Data entries:

+ + + + +

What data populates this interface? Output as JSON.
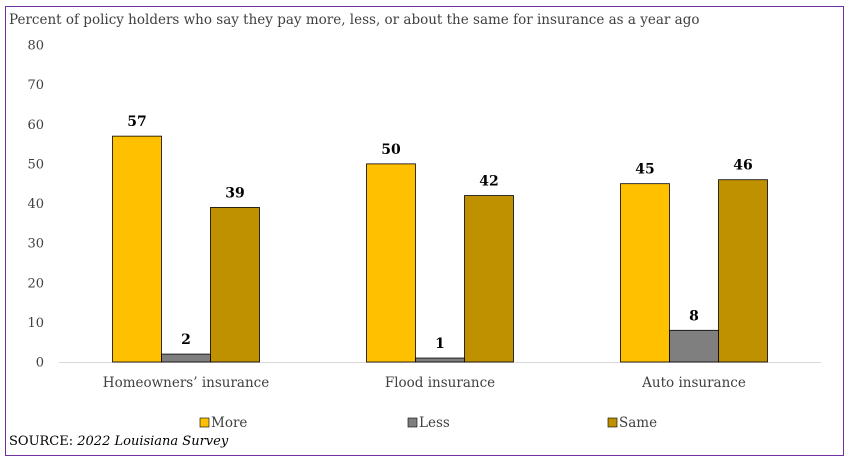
{
  "chart_data": {
    "type": "bar",
    "subtitle": "Percent of policy holders who say they pay more, less, or about the same for insurance as a year ago",
    "categories": [
      "Homeowners’ insurance",
      "Flood insurance",
      "Auto insurance"
    ],
    "series": [
      {
        "name": "More",
        "values": [
          57,
          50,
          45
        ],
        "color": "#ffc000"
      },
      {
        "name": "Less",
        "values": [
          2,
          1,
          8
        ],
        "color": "#7f7f7f"
      },
      {
        "name": "Same",
        "values": [
          39,
          42,
          46
        ],
        "color": "#bf9000"
      }
    ],
    "ylim": [
      0,
      80
    ],
    "yticks": [
      0,
      10,
      20,
      30,
      40,
      50,
      60,
      70,
      80
    ],
    "grid": false,
    "legend_position": "bottom"
  },
  "source": {
    "prefix": "SOURCE: ",
    "title": "2022 Louisiana Survey"
  }
}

+ + + + +

Your goal: Give an exact copy of the material, leaving out every picture.

Full response:
What data populates this interface? Output as JSON.
{
  "chart_data": {
    "type": "bar",
    "subtitle": "Percent of policy holders who say they pay more, less, or about the same for insurance as a year ago",
    "categories": [
      "Homeowners’ insurance",
      "Flood insurance",
      "Auto insurance"
    ],
    "series": [
      {
        "name": "More",
        "values": [
          57,
          50,
          45
        ],
        "color": "#ffc000"
      },
      {
        "name": "Less",
        "values": [
          2,
          1,
          8
        ],
        "color": "#7f7f7f"
      },
      {
        "name": "Same",
        "values": [
          39,
          42,
          46
        ],
        "color": "#bf9000"
      }
    ],
    "ylim": [
      0,
      80
    ],
    "yticks": [
      0,
      10,
      20,
      30,
      40,
      50,
      60,
      70,
      80
    ],
    "grid": false,
    "legend_position": "bottom"
  },
  "source": {
    "prefix": "SOURCE: ",
    "title": "2022 Louisiana Survey"
  }
}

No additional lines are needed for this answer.